#### Task directions
Gather, from the listing beneath this task, every line holding the string "object".

### Available data

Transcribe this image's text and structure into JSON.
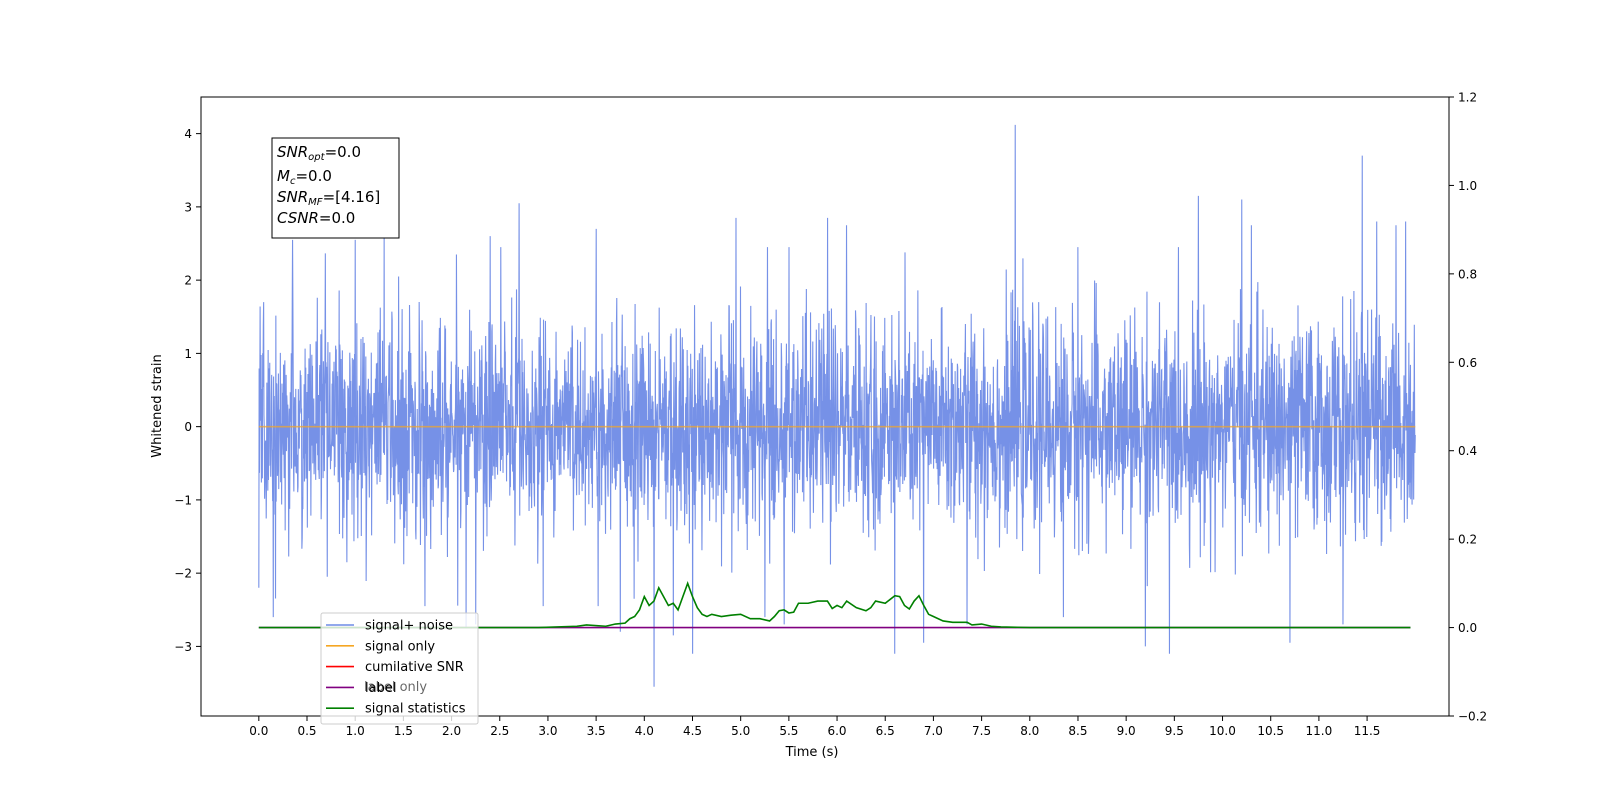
{
  "chart_data": {
    "type": "line",
    "title": "",
    "xlabel": "Time (s)",
    "ylabel_left": "Whitened strain",
    "ylabel_right": "",
    "xlim": [
      -0.6,
      12.35
    ],
    "ylim_left": [
      -3.95,
      4.5
    ],
    "ylim_right": [
      -0.2,
      1.2
    ],
    "x_ticks": [
      0.0,
      0.5,
      1.0,
      1.5,
      2.0,
      2.5,
      3.0,
      3.5,
      4.0,
      4.5,
      5.0,
      5.5,
      6.0,
      6.5,
      7.0,
      7.5,
      8.0,
      8.5,
      9.0,
      9.5,
      10.0,
      10.5,
      11.0,
      11.5
    ],
    "x_tick_labels": [
      "0.0",
      "0.5",
      "1.0",
      "1.5",
      "2.0",
      "2.5",
      "3.0",
      "3.5",
      "4.0",
      "4.5",
      "5.0",
      "5.5",
      "6.0",
      "6.5",
      "7.0",
      "7.5",
      "8.0",
      "8.5",
      "9.0",
      "9.5",
      "10.0",
      "10.5",
      "11.0",
      "11.5"
    ],
    "y_left_ticks": [
      -3,
      -2,
      -1,
      0,
      1,
      2,
      3,
      4
    ],
    "y_left_tick_labels": [
      "−3",
      "−2",
      "−1",
      "0",
      "1",
      "2",
      "3",
      "4"
    ],
    "y_right_ticks": [
      -0.2,
      0.0,
      0.2,
      0.4,
      0.6,
      0.8,
      1.0,
      1.2
    ],
    "y_right_tick_labels": [
      "−0.2",
      "0.0",
      "0.2",
      "0.4",
      "0.6",
      "0.8",
      "1.0",
      "1.2"
    ],
    "grid": false,
    "legend_position": "lower-left",
    "series": [
      {
        "name": "signal+ noise",
        "axis": "left",
        "color": "#6f8be6",
        "x_range": [
          0.0,
          12.0
        ],
        "noise_std": 0.72,
        "spikes": [
          [
            0.0,
            -2.2
          ],
          [
            0.05,
            1.7
          ],
          [
            0.15,
            -2.6
          ],
          [
            0.35,
            2.55
          ],
          [
            1.0,
            2.55
          ],
          [
            1.3,
            2.6
          ],
          [
            1.45,
            2.05
          ],
          [
            2.05,
            2.35
          ],
          [
            2.15,
            -2.75
          ],
          [
            2.25,
            -2.7
          ],
          [
            2.4,
            2.6
          ],
          [
            2.7,
            3.05
          ],
          [
            2.95,
            -2.45
          ],
          [
            3.5,
            2.7
          ],
          [
            3.75,
            -2.8
          ],
          [
            4.1,
            -3.55
          ],
          [
            4.3,
            -2.85
          ],
          [
            4.5,
            -3.1
          ],
          [
            4.95,
            2.85
          ],
          [
            5.25,
            -2.6
          ],
          [
            5.45,
            -2.7
          ],
          [
            5.5,
            2.45
          ],
          [
            5.9,
            2.85
          ],
          [
            6.1,
            2.75
          ],
          [
            6.6,
            -3.1
          ],
          [
            6.9,
            -2.95
          ],
          [
            7.35,
            -2.7
          ],
          [
            7.85,
            4.12
          ],
          [
            8.35,
            -2.6
          ],
          [
            8.5,
            2.45
          ],
          [
            9.2,
            -3.0
          ],
          [
            9.45,
            -3.1
          ],
          [
            9.75,
            3.15
          ],
          [
            10.2,
            3.1
          ],
          [
            10.3,
            2.75
          ],
          [
            10.7,
            -2.95
          ],
          [
            11.25,
            -2.7
          ],
          [
            11.45,
            3.7
          ],
          [
            11.6,
            2.8
          ],
          [
            11.8,
            2.75
          ],
          [
            11.9,
            2.8
          ]
        ]
      },
      {
        "name": "signal only",
        "axis": "left",
        "color": "#f5a623",
        "x": [
          0.0,
          12.0
        ],
        "y": [
          0.0,
          0.0
        ]
      },
      {
        "name": "cumilative SNR",
        "axis": "right",
        "color": "#ff0000",
        "x": [],
        "y": []
      },
      {
        "name": "label",
        "axis": "right",
        "color": "#800080",
        "x": [
          0.0,
          11.95
        ],
        "y": [
          0.0,
          0.0
        ]
      },
      {
        "name": "signal statistics",
        "axis": "right",
        "color": "#008000",
        "x": [
          0.0,
          2.9,
          3.3,
          3.4,
          3.6,
          3.7,
          3.8,
          3.85,
          3.9,
          3.95,
          4.0,
          4.05,
          4.1,
          4.15,
          4.2,
          4.25,
          4.3,
          4.35,
          4.4,
          4.45,
          4.5,
          4.55,
          4.6,
          4.65,
          4.7,
          4.8,
          4.9,
          5.0,
          5.1,
          5.2,
          5.3,
          5.35,
          5.4,
          5.45,
          5.5,
          5.55,
          5.6,
          5.7,
          5.8,
          5.9,
          5.95,
          6.0,
          6.05,
          6.1,
          6.2,
          6.3,
          6.35,
          6.4,
          6.5,
          6.6,
          6.65,
          6.7,
          6.75,
          6.8,
          6.85,
          6.9,
          6.95,
          7.0,
          7.1,
          7.2,
          7.3,
          7.35,
          7.4,
          7.5,
          7.6,
          7.7,
          8.0,
          11.95
        ],
        "y": [
          0.0,
          0.0,
          0.003,
          0.006,
          0.003,
          0.008,
          0.01,
          0.02,
          0.025,
          0.04,
          0.07,
          0.05,
          0.06,
          0.09,
          0.07,
          0.05,
          0.055,
          0.04,
          0.07,
          0.1,
          0.07,
          0.045,
          0.03,
          0.025,
          0.03,
          0.025,
          0.028,
          0.03,
          0.02,
          0.02,
          0.015,
          0.025,
          0.038,
          0.04,
          0.033,
          0.035,
          0.055,
          0.055,
          0.06,
          0.06,
          0.043,
          0.05,
          0.045,
          0.06,
          0.045,
          0.038,
          0.045,
          0.06,
          0.055,
          0.072,
          0.07,
          0.05,
          0.042,
          0.06,
          0.072,
          0.05,
          0.03,
          0.025,
          0.015,
          0.012,
          0.012,
          0.012,
          0.006,
          0.008,
          0.003,
          0.0015,
          0.0,
          0.0
        ]
      }
    ],
    "annotation": {
      "lines": [
        {
          "base": "SNR",
          "sub": "opt",
          "rest": "=0.0"
        },
        {
          "base": "M",
          "sub": "c",
          "rest": "=0.0"
        },
        {
          "base": "SNR",
          "sub": "MF",
          "rest": "=[4.16]"
        },
        {
          "base": "CSNR",
          "sub": "",
          "rest": "=0.0"
        }
      ]
    },
    "legend_ghost_text": [
      "label only"
    ]
  }
}
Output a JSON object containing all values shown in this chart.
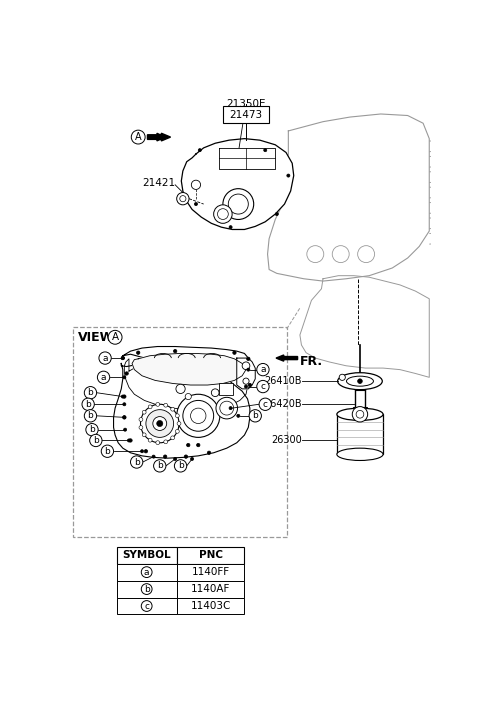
{
  "bg_color": "#ffffff",
  "lc": "#000000",
  "gc": "#999999",
  "fig_w": 4.8,
  "fig_h": 7.06,
  "dpi": 100,
  "symbols": [
    "a",
    "b",
    "c"
  ],
  "pnc": [
    "1140FF",
    "1140AF",
    "11403C"
  ]
}
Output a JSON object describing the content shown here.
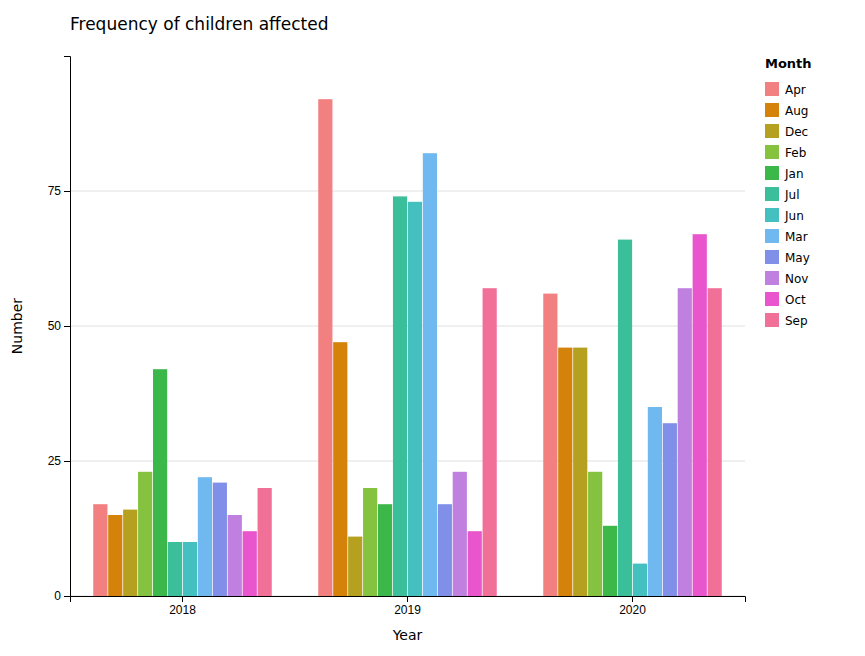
{
  "chart_data": {
    "type": "bar",
    "title": "Frequency of children affected",
    "xlabel": "Year",
    "ylabel": "Number",
    "legend_title": "Month",
    "categories": [
      "2018",
      "2019",
      "2020"
    ],
    "series": [
      {
        "name": "Apr",
        "color": "#f28080",
        "values": [
          17,
          92,
          56
        ]
      },
      {
        "name": "Aug",
        "color": "#d4820a",
        "values": [
          15,
          47,
          46
        ]
      },
      {
        "name": "Dec",
        "color": "#b5a020",
        "values": [
          16,
          11,
          46
        ]
      },
      {
        "name": "Feb",
        "color": "#85c240",
        "values": [
          23,
          20,
          23
        ]
      },
      {
        "name": "Jan",
        "color": "#3cb84a",
        "values": [
          42,
          17,
          13
        ]
      },
      {
        "name": "Jul",
        "color": "#3bbf9a",
        "values": [
          10,
          74,
          66
        ]
      },
      {
        "name": "Jun",
        "color": "#45c0c0",
        "values": [
          10,
          73,
          6
        ]
      },
      {
        "name": "Mar",
        "color": "#70b8f0",
        "values": [
          22,
          82,
          35
        ]
      },
      {
        "name": "May",
        "color": "#8090e8",
        "values": [
          21,
          17,
          32
        ]
      },
      {
        "name": "Nov",
        "color": "#c080e0",
        "values": [
          15,
          23,
          57
        ]
      },
      {
        "name": "Oct",
        "color": "#e855cc",
        "values": [
          12,
          12,
          67
        ]
      },
      {
        "name": "Sep",
        "color": "#f07098",
        "values": [
          20,
          57,
          57
        ]
      }
    ],
    "ylim": [
      0,
      100
    ],
    "yticks": [
      0,
      25,
      50,
      75
    ],
    "grid": true,
    "legend": "right"
  }
}
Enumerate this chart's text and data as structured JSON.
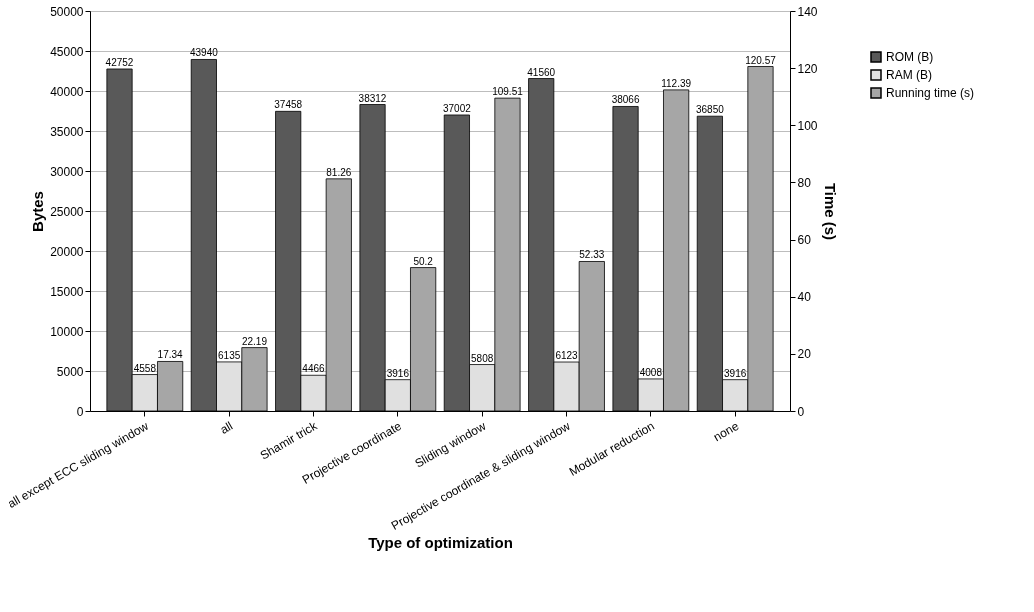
{
  "chart_data": {
    "type": "bar",
    "categories": [
      "all except ECC sliding window",
      "all",
      "Shamir trick",
      "Projective coordinate",
      "Sliding window",
      "Projective coordinate & sliding window",
      "Modular reduction",
      "none"
    ],
    "series": [
      {
        "name": "ROM (B)",
        "color": "#595959",
        "values": [
          42752,
          43940,
          37458,
          38312,
          37002,
          41560,
          38066,
          36850
        ]
      },
      {
        "name": "RAM (B)",
        "color": "#e0e0e0",
        "values": [
          4558,
          6135,
          4466,
          3916,
          5808,
          6123,
          4008,
          3916
        ]
      },
      {
        "name": "Running time (s)",
        "color": "#a6a6a6",
        "axis": "y2",
        "values": [
          17.34,
          22.19,
          81.26,
          50.2,
          109.51,
          52.33,
          112.39,
          120.57
        ]
      }
    ],
    "xlabel": "Type of optimization",
    "ylabel": "Bytes",
    "y2label": "Time (s)",
    "ylim": [
      0,
      50000
    ],
    "yticks": [
      0,
      5000,
      10000,
      15000,
      20000,
      25000,
      30000,
      35000,
      40000,
      45000,
      50000
    ],
    "y2lim": [
      0,
      140
    ],
    "y2ticks": [
      0,
      20,
      40,
      60,
      80,
      100,
      120,
      140
    ],
    "data_labels": true,
    "grid": "y",
    "legend": "top right"
  }
}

######

#### Exercise result
Output a JSON object containing all values shown in this chart.
Output a JSON object describing the content shown here.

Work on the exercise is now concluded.